■ **MATERIALS PROVIDED**:
--- BEGIN ---

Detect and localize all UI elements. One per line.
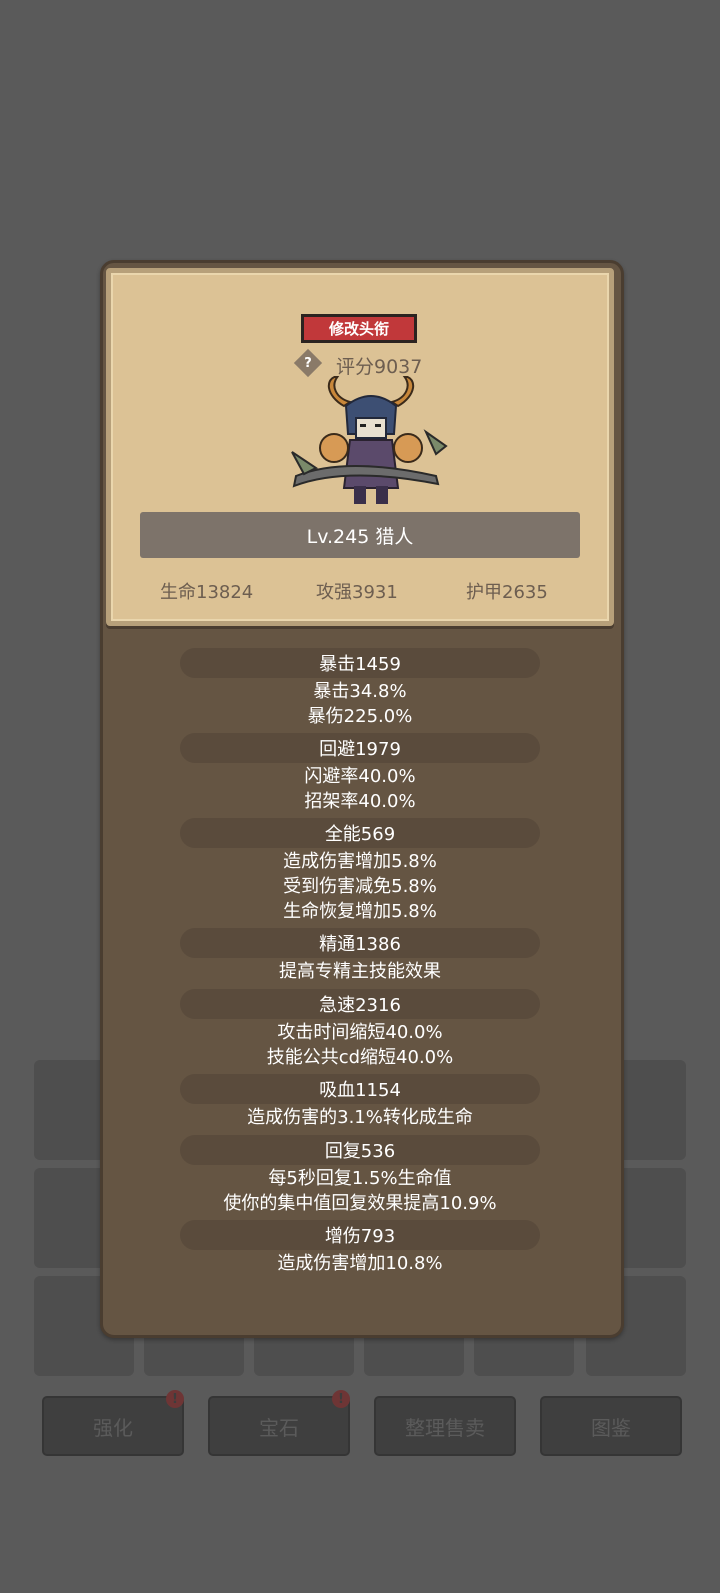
- notification-badge: !: [166, 1390, 184, 1408]
- stat-line: 暴伤225.0%: [307, 706, 413, 727]
- core-stat-attack: 攻强3931: [316, 582, 398, 603]
- stat-line: 造成伤害增加5.8%: [283, 851, 437, 872]
- stat-line: 造成伤害的3.1%转化成生命: [247, 1107, 473, 1128]
- stat-line: 每5秒回复1.5%生命值: [268, 1168, 452, 1189]
- stat-header-regen: 回复536: [180, 1135, 540, 1165]
- gem-button[interactable]: 宝石 !: [208, 1390, 350, 1456]
- stat-header-mastery: 精通1386: [180, 928, 540, 958]
- stat-line: 闪避率40.0%: [304, 766, 416, 787]
- stat-line: 生命恢复增加5.8%: [283, 901, 437, 922]
- gem-button-label: 宝石: [259, 1415, 299, 1440]
- stat-line: 使你的集中值回复效果提高10.9%: [223, 1193, 497, 1214]
- core-stat-armor: 护甲2635: [466, 582, 548, 603]
- stat-header-crit: 暴击1459: [180, 648, 540, 678]
- enhance-button-label: 强化: [93, 1415, 133, 1440]
- stat-header-dodge: 回避1979: [180, 733, 540, 763]
- hunter-avatar: [291, 376, 448, 504]
- stat-header-damage-bonus: 增伤793: [180, 1220, 540, 1250]
- stat-line: 受到伤害减免5.8%: [283, 876, 437, 897]
- collection-button[interactable]: 图鉴: [540, 1396, 682, 1456]
- score-text: 评分9037: [336, 356, 423, 378]
- stat-line: 招架率40.0%: [304, 791, 416, 812]
- stat-line: 造成伤害增加10.8%: [277, 1253, 443, 1274]
- notification-badge: !: [332, 1390, 350, 1408]
- stat-line: 技能公共cd缩短40.0%: [266, 1047, 454, 1068]
- stat-line: 提高专精主技能效果: [279, 961, 441, 982]
- help-icon[interactable]: ?: [293, 348, 323, 378]
- sort-sell-button[interactable]: 整理售卖: [374, 1396, 516, 1456]
- stat-header-haste: 急速2316: [180, 989, 540, 1019]
- stat-header-lifesteal: 吸血1154: [180, 1074, 540, 1104]
- level-class-bar: Lv.245 猎人: [140, 512, 580, 558]
- sort-sell-button-label: 整理售卖: [405, 1415, 485, 1440]
- enhance-button[interactable]: 强化 !: [42, 1390, 184, 1456]
- change-title-button[interactable]: 修改头衔: [301, 314, 417, 343]
- collection-button-label: 图鉴: [591, 1415, 631, 1440]
- core-stat-health: 生命13824: [160, 582, 254, 603]
- stat-line: 暴击34.8%: [313, 681, 407, 702]
- stat-line: 攻击时间缩短40.0%: [277, 1022, 443, 1043]
- stat-header-versatility: 全能569: [180, 818, 540, 848]
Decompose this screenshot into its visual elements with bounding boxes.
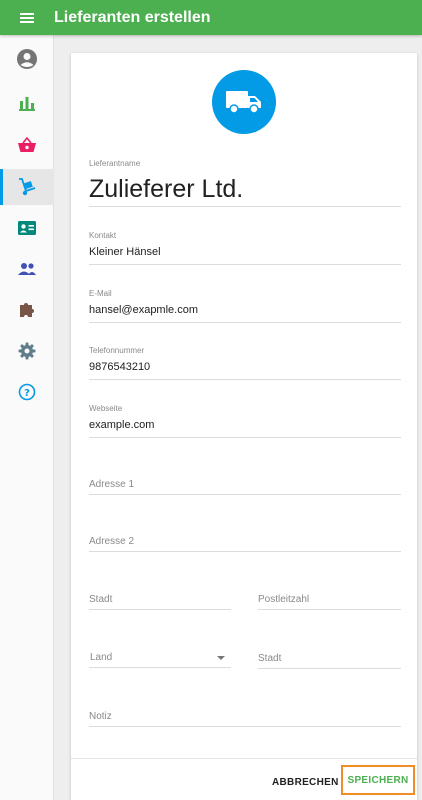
help-icon: ? (18, 383, 36, 401)
sidebar-item-help[interactable]: ? (0, 374, 54, 410)
sidebar: ? (0, 35, 54, 800)
basket-icon (18, 137, 36, 152)
supplier-name-value: Zulieferer Ltd. (89, 175, 244, 203)
sidebar-item-users[interactable] (0, 251, 54, 287)
email-field[interactable]: E-Mail hansel@exapmle.com (89, 287, 401, 323)
gear-icon (18, 342, 36, 360)
app-bar: Lieferanten erstellen (0, 0, 422, 35)
address1-placeholder: Adresse 1 (89, 479, 135, 490)
city-field[interactable]: Stadt (89, 588, 231, 610)
email-label: E-Mail (89, 289, 112, 298)
contact-field[interactable]: Kontakt Kleiner Hänsel (89, 229, 401, 265)
notes-placeholder: Notiz (89, 711, 112, 722)
truck-icon (226, 91, 261, 114)
menu-icon (20, 12, 34, 23)
supplier-avatar (212, 70, 276, 134)
address2-placeholder: Adresse 2 (89, 536, 135, 547)
country-placeholder: Land (90, 652, 113, 663)
notes-field[interactable]: Notiz (89, 705, 401, 727)
sidebar-item-account[interactable] (0, 41, 54, 77)
dolly-icon (19, 178, 36, 196)
postal-code-field[interactable]: Postleitzahl (258, 588, 401, 610)
svg-text:?: ? (24, 388, 30, 399)
city-placeholder: Stadt (89, 594, 113, 605)
address2-field[interactable]: Adresse 2 (89, 530, 401, 552)
sidebar-item-statistics[interactable] (0, 85, 54, 121)
sidebar-item-suppliers[interactable] (0, 169, 54, 205)
phone-value: 9876543210 (89, 361, 151, 373)
state-field[interactable]: Stadt (258, 647, 401, 669)
chevron-down-icon (217, 656, 225, 660)
form-actions: ABBRECHEN SPEICHERN (71, 758, 417, 800)
website-field[interactable]: Webseite example.com (89, 402, 401, 438)
contact-label: Kontakt (89, 231, 117, 240)
page-title: Lieferanten erstellen (54, 8, 211, 26)
sidebar-item-plugins[interactable] (0, 292, 54, 328)
sidebar-item-shop[interactable] (0, 127, 54, 163)
puzzle-icon (20, 303, 34, 317)
phone-label: Telefonnummer (89, 346, 145, 355)
supplier-name-label: Lieferantname (89, 159, 141, 168)
cancel-button[interactable]: ABBRECHEN (272, 777, 339, 788)
state-placeholder: Stadt (258, 653, 282, 664)
website-value: example.com (89, 419, 155, 431)
save-button[interactable]: SPEICHERN (341, 765, 415, 795)
phone-field[interactable]: Telefonnummer 9876543210 (89, 344, 401, 380)
email-value: hansel@exapmle.com (89, 304, 198, 316)
contact-value: Kleiner Hänsel (89, 246, 161, 258)
supplier-name-field[interactable]: Lieferantname Zulieferer Ltd. (89, 157, 401, 207)
menu-button[interactable] (0, 0, 54, 35)
supplier-form-card: Lieferantname Zulieferer Ltd. Kontakt Kl… (71, 53, 417, 800)
sidebar-item-customers[interactable] (0, 210, 54, 246)
bar-chart-icon (19, 97, 35, 111)
account-circle-icon (17, 49, 37, 69)
postal-code-placeholder: Postleitzahl (258, 594, 310, 605)
sidebar-item-settings[interactable] (0, 333, 54, 369)
people-icon (18, 263, 36, 275)
contact-card-icon (18, 221, 36, 235)
address1-field[interactable]: Adresse 1 (89, 473, 401, 495)
website-label: Webseite (89, 404, 123, 413)
country-select[interactable]: Land (89, 646, 231, 668)
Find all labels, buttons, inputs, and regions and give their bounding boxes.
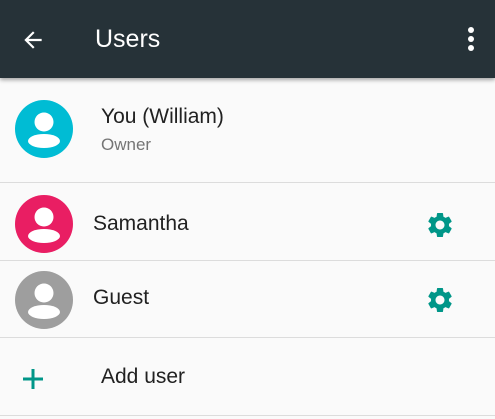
users-list: You (William) Owner Samantha Guest Add u… [0, 78, 495, 416]
gear-icon [428, 288, 452, 312]
avatar-user-icon [15, 195, 73, 253]
plus-icon [23, 369, 43, 389]
back-button[interactable] [14, 21, 52, 59]
user-name: Guest [93, 286, 150, 309]
gear-icon [428, 213, 452, 237]
avatar-user-icon [15, 100, 73, 158]
overflow-menu-button[interactable] [458, 22, 484, 56]
add-user-label: Add user [101, 365, 186, 388]
add-user-button[interactable]: Add user [0, 338, 495, 416]
avatar-user-icon [15, 271, 73, 329]
more-vert-icon [468, 27, 474, 51]
user-role: Owner [101, 135, 152, 154]
list-item-samantha[interactable]: Samantha [0, 183, 495, 261]
user-settings-button[interactable] [422, 207, 458, 243]
user-name: Samantha [93, 212, 189, 235]
user-name: You (William) [101, 104, 224, 130]
app-bar: Users [0, 0, 495, 78]
list-item-guest[interactable]: Guest [0, 261, 495, 338]
list-item-owner[interactable]: You (William) Owner [0, 78, 495, 183]
user-name-primary: You [101, 105, 137, 128]
arrow-left-icon [24, 31, 42, 49]
user-name-detail: (William) [142, 105, 224, 128]
guest-settings-button[interactable] [422, 282, 458, 318]
page-title: Users [95, 25, 161, 53]
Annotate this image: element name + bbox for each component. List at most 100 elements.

--- END ---

■ **TASK BRIEF**:
Copy out all of the records above word for word, leaving out the pictures.

■ **RESPONSE FOR THIS EXERCISE**:
Detect and localize all UI elements. One per line.
- notification-badge: !: [166, 1390, 184, 1408]
- stat-line: 暴伤225.0%: [307, 706, 413, 727]
- core-stat-attack: 攻强3931: [316, 582, 398, 603]
- stat-line: 造成伤害增加5.8%: [283, 851, 437, 872]
- stat-line: 造成伤害的3.1%转化成生命: [247, 1107, 473, 1128]
- stat-line: 每5秒回复1.5%生命值: [268, 1168, 452, 1189]
- stat-header-regen: 回复536: [180, 1135, 540, 1165]
- gem-button[interactable]: 宝石 !: [208, 1390, 350, 1456]
- stat-header-mastery: 精通1386: [180, 928, 540, 958]
- stat-line: 闪避率40.0%: [304, 766, 416, 787]
- stat-line: 生命恢复增加5.8%: [283, 901, 437, 922]
- gem-button-label: 宝石: [259, 1415, 299, 1440]
- stat-line: 使你的集中值回复效果提高10.9%: [223, 1193, 497, 1214]
- core-stat-armor: 护甲2635: [466, 582, 548, 603]
- stat-header-crit: 暴击1459: [180, 648, 540, 678]
- enhance-button-label: 强化: [93, 1415, 133, 1440]
- stat-header-dodge: 回避1979: [180, 733, 540, 763]
- hunter-avatar: [291, 376, 448, 504]
- stat-header-damage-bonus: 增伤793: [180, 1220, 540, 1250]
- stat-line: 受到伤害减免5.8%: [283, 876, 437, 897]
- collection-button[interactable]: 图鉴: [540, 1396, 682, 1456]
- score-text: 评分9037: [336, 356, 423, 378]
- stat-line: 招架率40.0%: [304, 791, 416, 812]
- stat-line: 造成伤害增加10.8%: [277, 1253, 443, 1274]
- notification-badge: !: [332, 1390, 350, 1408]
- stat-line: 技能公共cd缩短40.0%: [266, 1047, 454, 1068]
- stat-line: 提高专精主技能效果: [279, 961, 441, 982]
- help-icon[interactable]: ?: [293, 348, 323, 378]
- sort-sell-button[interactable]: 整理售卖: [374, 1396, 516, 1456]
- stat-header-haste: 急速2316: [180, 989, 540, 1019]
- stat-header-lifesteal: 吸血1154: [180, 1074, 540, 1104]
- level-class-bar: Lv.245 猎人: [140, 512, 580, 558]
- sort-sell-button-label: 整理售卖: [405, 1415, 485, 1440]
- enhance-button[interactable]: 强化 !: [42, 1390, 184, 1456]
- change-title-button[interactable]: 修改头衔: [301, 314, 417, 343]
- collection-button-label: 图鉴: [591, 1415, 631, 1440]
- core-stat-health: 生命13824: [160, 582, 254, 603]
- stat-line: 暴击34.8%: [313, 681, 407, 702]
- stat-line: 攻击时间缩短40.0%: [277, 1022, 443, 1043]
- stat-header-versatility: 全能569: [180, 818, 540, 848]
Decompose this screenshot into its visual elements with bounding boxes.
help-icon: ? (18, 383, 36, 401)
sidebar-item-help[interactable]: ? (0, 374, 54, 410)
sidebar: ? (0, 35, 54, 800)
basket-icon (18, 137, 36, 152)
supplier-name-value: Zulieferer Ltd. (89, 175, 244, 203)
sidebar-item-users[interactable] (0, 251, 54, 287)
email-field[interactable]: E-Mail hansel@exapmle.com (89, 287, 401, 323)
gear-icon (18, 342, 36, 360)
app-bar: Lieferanten erstellen (0, 0, 422, 35)
address1-placeholder: Adresse 1 (89, 479, 135, 490)
city-field[interactable]: Stadt (89, 588, 231, 610)
email-label: E-Mail (89, 289, 112, 298)
contact-field[interactable]: Kontakt Kleiner Hänsel (89, 229, 401, 265)
notes-placeholder: Notiz (89, 711, 112, 722)
truck-icon (226, 91, 261, 114)
menu-icon (20, 12, 34, 23)
supplier-avatar (212, 70, 276, 134)
address2-placeholder: Adresse 2 (89, 536, 135, 547)
country-placeholder: Land (90, 652, 113, 663)
notes-field[interactable]: Notiz (89, 705, 401, 727)
sidebar-item-account[interactable] (0, 41, 54, 77)
dolly-icon (19, 178, 36, 196)
postal-code-field[interactable]: Postleitzahl (258, 588, 401, 610)
svg-text:?: ? (24, 388, 30, 399)
city-placeholder: Stadt (89, 594, 113, 605)
address2-field[interactable]: Adresse 2 (89, 530, 401, 552)
sidebar-item-statistics[interactable] (0, 85, 54, 121)
sidebar-item-suppliers[interactable] (0, 169, 54, 205)
phone-value: 9876543210 (89, 361, 151, 373)
state-field[interactable]: Stadt (258, 647, 401, 669)
chevron-down-icon (217, 656, 225, 660)
form-actions: ABBRECHEN SPEICHERN (71, 758, 417, 800)
website-field[interactable]: Webseite example.com (89, 402, 401, 438)
contact-label: Kontakt (89, 231, 117, 240)
page-title: Lieferanten erstellen (54, 8, 211, 26)
sidebar-item-plugins[interactable] (0, 292, 54, 328)
sidebar-item-shop[interactable] (0, 127, 54, 163)
puzzle-icon (20, 303, 34, 317)
phone-label: Telefonnummer (89, 346, 145, 355)
supplier-name-label: Lieferantname (89, 159, 141, 168)
cancel-button[interactable]: ABBRECHEN (272, 777, 339, 788)
state-placeholder: Stadt (258, 653, 282, 664)
website-value: example.com (89, 419, 155, 431)
save-button[interactable]: SPEICHERN (341, 765, 415, 795)
phone-field[interactable]: Telefonnummer 9876543210 (89, 344, 401, 380)
email-value: hansel@exapmle.com (89, 304, 198, 316)
contact-value: Kleiner Hänsel (89, 246, 161, 258)
supplier-name-field[interactable]: Lieferantname Zulieferer Ltd. (89, 157, 401, 207)
menu-button[interactable] (0, 0, 54, 35)
supplier-form-card: Lieferantname Zulieferer Ltd. Kontakt Kl… (71, 53, 417, 800)
sidebar-item-customers[interactable] (0, 210, 54, 246)
bar-chart-icon (19, 97, 35, 111)
account-circle-icon (17, 49, 37, 69)
postal-code-placeholder: Postleitzahl (258, 594, 310, 605)
sidebar-item-settings[interactable] (0, 333, 54, 369)
people-icon (18, 263, 36, 275)
contact-card-icon (18, 221, 36, 235)
address1-field[interactable]: Adresse 1 (89, 473, 401, 495)
website-label: Webseite (89, 404, 123, 413)
country-select[interactable]: Land (89, 646, 231, 668)
Find all labels, buttons, inputs, and regions and give their bounding boxes.
users-list: You (William) Owner Samantha Guest Add u… [0, 78, 495, 416]
gear-icon [428, 288, 452, 312]
avatar-user-icon [15, 195, 73, 253]
plus-icon [23, 369, 43, 389]
back-button[interactable] [14, 21, 52, 59]
user-name: Guest [93, 286, 150, 309]
gear-icon [428, 213, 452, 237]
avatar-user-icon [15, 100, 73, 158]
overflow-menu-button[interactable] [458, 22, 484, 56]
add-user-label: Add user [101, 365, 186, 388]
add-user-button[interactable]: Add user [0, 338, 495, 416]
avatar-user-icon [15, 271, 73, 329]
more-vert-icon [468, 27, 474, 51]
user-role: Owner [101, 135, 152, 154]
list-item-samantha[interactable]: Samantha [0, 183, 495, 261]
user-settings-button[interactable] [422, 207, 458, 243]
user-name: Samantha [93, 212, 189, 235]
user-name: You (William) [101, 104, 224, 130]
app-bar: Users [0, 0, 495, 78]
list-item-guest[interactable]: Guest [0, 261, 495, 338]
list-item-owner[interactable]: You (William) Owner [0, 78, 495, 183]
user-name-primary: You [101, 105, 137, 128]
arrow-left-icon [24, 31, 42, 49]
user-name-detail: (William) [142, 105, 224, 128]
guest-settings-button[interactable] [422, 282, 458, 318]
page-title: Users [95, 25, 161, 53]
Annotate this image: element name + bbox for each component. List at most 100 elements.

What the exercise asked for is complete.